- **What the task requires**
Reproduce the listing below word for word, with no pictures.

- **Data extract**

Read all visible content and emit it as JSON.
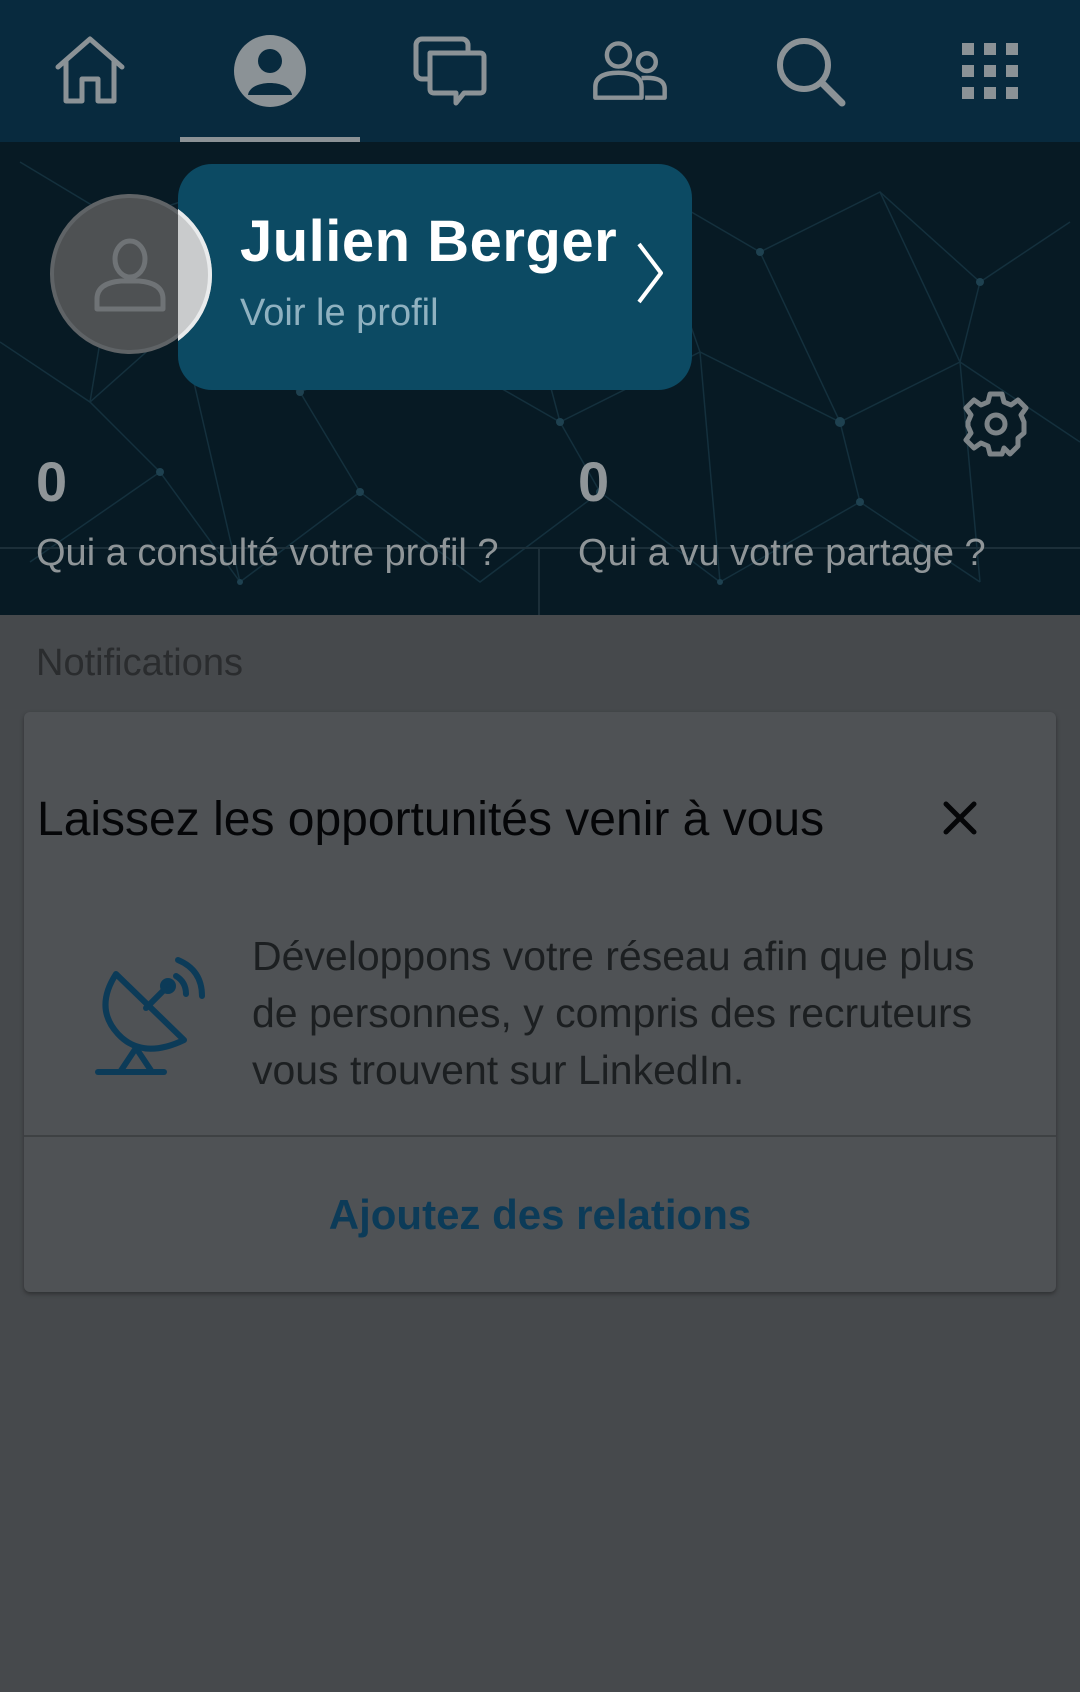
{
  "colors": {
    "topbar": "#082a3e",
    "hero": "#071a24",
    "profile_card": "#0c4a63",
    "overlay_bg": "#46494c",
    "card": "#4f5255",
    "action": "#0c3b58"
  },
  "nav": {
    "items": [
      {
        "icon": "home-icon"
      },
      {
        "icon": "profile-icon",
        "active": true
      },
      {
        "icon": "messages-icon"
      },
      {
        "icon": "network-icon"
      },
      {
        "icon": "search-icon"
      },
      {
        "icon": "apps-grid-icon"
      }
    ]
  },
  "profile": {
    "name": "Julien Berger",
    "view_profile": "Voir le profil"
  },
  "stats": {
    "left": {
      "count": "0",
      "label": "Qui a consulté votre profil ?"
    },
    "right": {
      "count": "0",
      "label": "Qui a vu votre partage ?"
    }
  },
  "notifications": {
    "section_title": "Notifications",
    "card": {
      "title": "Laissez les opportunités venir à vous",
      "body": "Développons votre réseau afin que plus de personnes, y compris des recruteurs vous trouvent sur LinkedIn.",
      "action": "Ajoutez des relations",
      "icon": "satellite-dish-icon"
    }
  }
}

- **Correct answer**
Read all visible content and emit it as JSON.
{
  "colors": {
    "topbar": "#082a3e",
    "hero": "#071a24",
    "profile_card": "#0c4a63",
    "overlay_bg": "#46494c",
    "card": "#4f5255",
    "action": "#0c3b58"
  },
  "nav": {
    "items": [
      {
        "icon": "home-icon"
      },
      {
        "icon": "profile-icon",
        "active": true
      },
      {
        "icon": "messages-icon"
      },
      {
        "icon": "network-icon"
      },
      {
        "icon": "search-icon"
      },
      {
        "icon": "apps-grid-icon"
      }
    ]
  },
  "profile": {
    "name": "Julien Berger",
    "view_profile": "Voir le profil"
  },
  "stats": {
    "left": {
      "count": "0",
      "label": "Qui a consulté votre profil ?"
    },
    "right": {
      "count": "0",
      "label": "Qui a vu votre partage ?"
    }
  },
  "notifications": {
    "section_title": "Notifications",
    "card": {
      "title": "Laissez les opportunités venir à vous",
      "body": "Développons votre réseau afin que plus de personnes, y compris des recruteurs vous trouvent sur LinkedIn.",
      "action": "Ajoutez des relations",
      "icon": "satellite-dish-icon"
    }
  }
}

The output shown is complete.